● RECORDS FOR PROCESSING
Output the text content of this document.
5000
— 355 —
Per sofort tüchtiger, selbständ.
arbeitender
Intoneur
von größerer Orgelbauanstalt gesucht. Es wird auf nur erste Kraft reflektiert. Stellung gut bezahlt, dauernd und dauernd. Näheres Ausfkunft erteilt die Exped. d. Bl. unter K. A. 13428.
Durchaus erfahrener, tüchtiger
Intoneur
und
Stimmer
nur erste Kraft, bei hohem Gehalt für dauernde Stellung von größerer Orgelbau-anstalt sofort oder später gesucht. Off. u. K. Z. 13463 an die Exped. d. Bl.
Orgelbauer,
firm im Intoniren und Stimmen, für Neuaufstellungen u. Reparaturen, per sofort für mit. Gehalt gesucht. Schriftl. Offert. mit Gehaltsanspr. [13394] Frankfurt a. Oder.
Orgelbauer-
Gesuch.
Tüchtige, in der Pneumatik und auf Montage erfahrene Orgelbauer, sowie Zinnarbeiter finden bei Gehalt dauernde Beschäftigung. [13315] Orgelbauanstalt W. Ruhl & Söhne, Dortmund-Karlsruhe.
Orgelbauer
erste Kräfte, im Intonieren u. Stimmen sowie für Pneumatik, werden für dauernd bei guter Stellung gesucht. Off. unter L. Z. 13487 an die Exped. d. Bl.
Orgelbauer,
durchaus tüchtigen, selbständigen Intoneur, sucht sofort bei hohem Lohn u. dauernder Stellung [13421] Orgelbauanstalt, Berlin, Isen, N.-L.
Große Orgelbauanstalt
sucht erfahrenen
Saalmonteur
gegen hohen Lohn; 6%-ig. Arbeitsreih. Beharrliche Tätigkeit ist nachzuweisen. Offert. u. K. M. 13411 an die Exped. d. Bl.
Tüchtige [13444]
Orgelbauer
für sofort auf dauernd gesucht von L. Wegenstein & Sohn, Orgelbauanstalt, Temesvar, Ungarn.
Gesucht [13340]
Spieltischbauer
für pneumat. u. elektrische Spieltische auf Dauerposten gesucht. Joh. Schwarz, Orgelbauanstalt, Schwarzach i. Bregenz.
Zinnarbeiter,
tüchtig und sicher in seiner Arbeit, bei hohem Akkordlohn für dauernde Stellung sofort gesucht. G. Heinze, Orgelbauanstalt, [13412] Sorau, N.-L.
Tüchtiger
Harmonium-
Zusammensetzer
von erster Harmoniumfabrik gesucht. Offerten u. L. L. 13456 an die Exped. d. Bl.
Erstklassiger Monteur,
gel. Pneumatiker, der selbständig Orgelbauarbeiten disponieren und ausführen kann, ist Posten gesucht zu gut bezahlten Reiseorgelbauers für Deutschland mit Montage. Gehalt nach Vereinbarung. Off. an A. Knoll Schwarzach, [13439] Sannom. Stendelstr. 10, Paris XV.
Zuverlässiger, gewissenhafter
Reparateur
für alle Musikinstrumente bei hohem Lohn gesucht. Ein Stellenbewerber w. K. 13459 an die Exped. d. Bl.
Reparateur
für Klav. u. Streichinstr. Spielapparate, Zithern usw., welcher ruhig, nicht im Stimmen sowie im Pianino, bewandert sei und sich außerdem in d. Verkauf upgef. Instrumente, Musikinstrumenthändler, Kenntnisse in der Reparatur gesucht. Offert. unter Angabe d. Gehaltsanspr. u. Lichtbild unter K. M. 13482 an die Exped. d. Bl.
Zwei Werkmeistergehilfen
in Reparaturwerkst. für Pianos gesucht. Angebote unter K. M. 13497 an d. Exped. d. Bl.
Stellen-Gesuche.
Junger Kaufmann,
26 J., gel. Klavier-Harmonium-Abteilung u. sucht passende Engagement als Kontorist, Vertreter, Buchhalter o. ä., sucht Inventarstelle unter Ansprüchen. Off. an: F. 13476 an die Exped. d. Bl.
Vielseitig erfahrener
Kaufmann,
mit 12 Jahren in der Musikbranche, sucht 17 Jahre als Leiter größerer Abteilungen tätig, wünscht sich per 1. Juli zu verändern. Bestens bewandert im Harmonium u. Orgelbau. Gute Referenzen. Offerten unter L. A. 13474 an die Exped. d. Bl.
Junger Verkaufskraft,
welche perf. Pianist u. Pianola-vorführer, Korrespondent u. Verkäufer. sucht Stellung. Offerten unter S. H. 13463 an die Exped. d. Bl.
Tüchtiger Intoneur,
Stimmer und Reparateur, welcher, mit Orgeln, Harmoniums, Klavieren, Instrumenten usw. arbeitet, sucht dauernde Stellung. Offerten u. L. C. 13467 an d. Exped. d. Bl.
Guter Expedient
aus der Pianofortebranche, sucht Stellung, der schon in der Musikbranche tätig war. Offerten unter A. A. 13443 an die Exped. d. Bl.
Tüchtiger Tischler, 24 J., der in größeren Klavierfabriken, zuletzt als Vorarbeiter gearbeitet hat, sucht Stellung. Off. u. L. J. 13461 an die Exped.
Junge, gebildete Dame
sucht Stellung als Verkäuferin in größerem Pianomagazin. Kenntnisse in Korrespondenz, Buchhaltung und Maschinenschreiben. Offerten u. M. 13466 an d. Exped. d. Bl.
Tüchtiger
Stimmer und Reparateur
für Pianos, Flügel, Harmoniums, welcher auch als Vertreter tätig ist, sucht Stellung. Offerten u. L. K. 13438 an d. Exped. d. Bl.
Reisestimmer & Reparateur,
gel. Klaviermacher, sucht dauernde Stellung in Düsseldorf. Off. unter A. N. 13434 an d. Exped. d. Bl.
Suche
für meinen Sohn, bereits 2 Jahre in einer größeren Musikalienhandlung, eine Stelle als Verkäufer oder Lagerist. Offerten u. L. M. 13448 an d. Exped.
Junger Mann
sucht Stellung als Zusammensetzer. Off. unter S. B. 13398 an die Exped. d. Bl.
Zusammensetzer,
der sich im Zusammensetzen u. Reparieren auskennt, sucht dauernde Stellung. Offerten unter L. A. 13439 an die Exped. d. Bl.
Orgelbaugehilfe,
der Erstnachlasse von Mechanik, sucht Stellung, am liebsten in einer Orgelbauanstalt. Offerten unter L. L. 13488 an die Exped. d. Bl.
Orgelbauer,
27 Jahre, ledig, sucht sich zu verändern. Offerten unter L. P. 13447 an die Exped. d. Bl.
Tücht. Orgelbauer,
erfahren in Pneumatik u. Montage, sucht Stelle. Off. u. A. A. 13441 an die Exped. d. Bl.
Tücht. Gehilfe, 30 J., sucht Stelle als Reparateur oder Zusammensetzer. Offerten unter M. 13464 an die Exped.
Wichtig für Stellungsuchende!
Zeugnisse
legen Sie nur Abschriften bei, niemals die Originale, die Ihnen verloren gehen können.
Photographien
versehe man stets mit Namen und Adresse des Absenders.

● EXERCISE BRIEF
Without changing a word, restate the whole listing.

● RIGHT ANSWER
Output the text content of this document.
5000
— 355 —
Per sofort tüchtiger, selbständ.
arbeitender
Intoneur
von größerer Orgelbauanstalt gesucht. Es wird auf nur erste Kraft reflektiert. Stellung gut bezahlt, dauernd und dauernd. Näheres Ausfkunft erteilt die Exped. d. Bl. unter K. A. 13428.
Durchaus erfahrener, tüchtiger
Intoneur
und
Stimmer
nur erste Kraft, bei hohem Gehalt für dauernde Stellung von größerer Orgelbau-anstalt sofort oder später gesucht. Off. u. K. Z. 13463 an die Exped. d. Bl.
Orgelbauer,
firm im Intoniren und Stimmen, für Neuaufstellungen u. Reparaturen, per sofort für mit. Gehalt gesucht. Schriftl. Offert. mit Gehaltsanspr. [13394] Frankfurt a. Oder.
Orgelbauer-
Gesuch.
Tüchtige, in der Pneumatik und auf Montage erfahrene Orgelbauer, sowie Zinnarbeiter finden bei Gehalt dauernde Beschäftigung. [13315] Orgelbauanstalt W. Ruhl & Söhne, Dortmund-Karlsruhe.
Orgelbauer
erste Kräfte, im Intonieren u. Stimmen sowie für Pneumatik, werden für dauernd bei guter Stellung gesucht. Off. unter L. Z. 13487 an die Exped. d. Bl.
Orgelbauer,
durchaus tüchtigen, selbständigen Intoneur, sucht sofort bei hohem Lohn u. dauernder Stellung [13421] Orgelbauanstalt, Berlin, Isen, N.-L.
Große Orgelbauanstalt
sucht erfahrenen
Saalmonteur
gegen hohen Lohn; 6%-ig. Arbeitsreih. Beharrliche Tätigkeit ist nachzuweisen. Offert. u. K. M. 13411 an die Exped. d. Bl.
Tüchtige [13444]
Orgelbauer
für sofort auf dauernd gesucht von L. Wegenstein & Sohn, Orgelbauanstalt, Temesvar, Ungarn.
Gesucht [13340]
Spieltischbauer
für pneumat. u. elektrische Spieltische auf Dauerposten gesucht. Joh. Schwarz, Orgelbauanstalt, Schwarzach i. Bregenz.
Zinnarbeiter,
tüchtig und sicher in seiner Arbeit, bei hohem Akkordlohn für dauernde Stellung sofort gesucht. G. Heinze, Orgelbauanstalt, [13412] Sorau, N.-L.
Tüchtiger
Harmonium-
Zusammensetzer
von erster Harmoniumfabrik gesucht. Offerten u. L. L. 13456 an die Exped. d. Bl.
Erstklassiger Monteur,
gel. Pneumatiker, der selbständig Orgelbauarbeiten disponieren und ausführen kann, ist Posten gesucht zu gut bezahlten Reiseorgelbauers für Deutschland mit Montage. Gehalt nach Vereinbarung. Off. an A. Knoll Schwarzach, [13439] Sannom. Stendelstr. 10, Paris XV.
Zuverlässiger, gewissenhafter
Reparateur
für alle Musikinstrumente bei hohem Lohn gesucht. Ein Stellenbewerber w. K. 13459 an die Exped. d. Bl.
Reparateur
für Klav. u. Streichinstr. Spielapparate, Zithern usw., welcher ruhig, nicht im Stimmen sowie im Pianino, bewandert sei und sich außerdem in d. Verkauf upgef. Instrumente, Musikinstrumenthändler, Kenntnisse in der Reparatur gesucht. Offert. unter Angabe d. Gehaltsanspr. u. Lichtbild unter K. M. 13482 an die Exped. d. Bl.
Zwei Werkmeistergehilfen
in Reparaturwerkst. für Pianos gesucht. Angebote unter K. M. 13497 an d. Exped. d. Bl.
Stellen-Gesuche.
Junger Kaufmann,
26 J., gel. Klavier-Harmonium-Abteilung u. sucht passende Engagement als Kontorist, Vertreter, Buchhalter o. ä., sucht Inventarstelle unter Ansprüchen. Off. an: F. 13476 an die Exped. d. Bl.
Vielseitig erfahrener
Kaufmann,
mit 12 Jahren in der Musikbranche, sucht 17 Jahre als Leiter größerer Abteilungen tätig, wünscht sich per 1. Juli zu verändern. Bestens bewandert im Harmonium u. Orgelbau. Gute Referenzen. Offerten unter L. A. 13474 an die Exped. d. Bl.
Junger Verkaufskraft,
welche perf. Pianist u. Pianola-vorführer, Korrespondent u. Verkäufer. sucht Stellung. Offerten unter S. H. 13463 an die Exped. d. Bl.
Tüchtiger Intoneur,
Stimmer und Reparateur, welcher, mit Orgeln, Harmoniums, Klavieren, Instrumenten usw. arbeitet, sucht dauernde Stellung. Offerten u. L. C. 13467 an d. Exped. d. Bl.
Guter Expedient
aus der Pianofortebranche, sucht Stellung, der schon in der Musikbranche tätig war. Offerten unter A. A. 13443 an die Exped. d. Bl.
Tüchtiger Tischler, 24 J., der in größeren Klavierfabriken, zuletzt als Vorarbeiter gearbeitet hat, sucht Stellung. Off. u. L. J. 13461 an die Exped.
Junge, gebildete Dame
sucht Stellung als Verkäuferin in größerem Pianomagazin. Kenntnisse in Korrespondenz, Buchhaltung und Maschinenschreiben. Offerten u. M. 13466 an d. Exped. d. Bl.
Tüchtiger
Stimmer und Reparateur
für Pianos, Flügel, Harmoniums, welcher auch als Vertreter tätig ist, sucht Stellung. Offerten u. L. K. 13438 an d. Exped. d. Bl.
Reisestimmer & Reparateur,
gel. Klaviermacher, sucht dauernde Stellung in Düsseldorf. Off. unter A. N. 13434 an d. Exped. d. Bl.
Suche
für meinen Sohn, bereits 2 Jahre in einer größeren Musikalienhandlung, eine Stelle als Verkäufer oder Lagerist. Offerten u. L. M. 13448 an d. Exped.
Junger Mann
sucht Stellung als Zusammensetzer. Off. unter S. B. 13398 an die Exped. d. Bl.
Zusammensetzer,
der sich im Zusammensetzen u. Reparieren auskennt, sucht dauernde Stellung. Offerten unter L. A. 13439 an die Exped. d. Bl.
Orgelbaugehilfe,
der Erstnachlasse von Mechanik, sucht Stellung, am liebsten in einer Orgelbauanstalt. Offerten unter L. L. 13488 an die Exped. d. Bl.
Orgelbauer,
27 Jahre, ledig, sucht sich zu verändern. Offerten unter L. P. 13447 an die Exped. d. Bl.
Tücht. Orgelbauer,
erfahren in Pneumatik u. Montage, sucht Stelle. Off. u. A. A. 13441 an die Exped. d. Bl.
Tücht. Gehilfe, 30 J., sucht Stelle als Reparateur oder Zusammensetzer. Offerten unter M. 13464 an die Exped.
Wichtig für Stellungsuchende!
Zeugnisse
legen Sie nur Abschriften bei, niemals die Originale, die Ihnen verloren gehen können.
Photographien
versehe man stets mit Namen und Adresse des Absenders.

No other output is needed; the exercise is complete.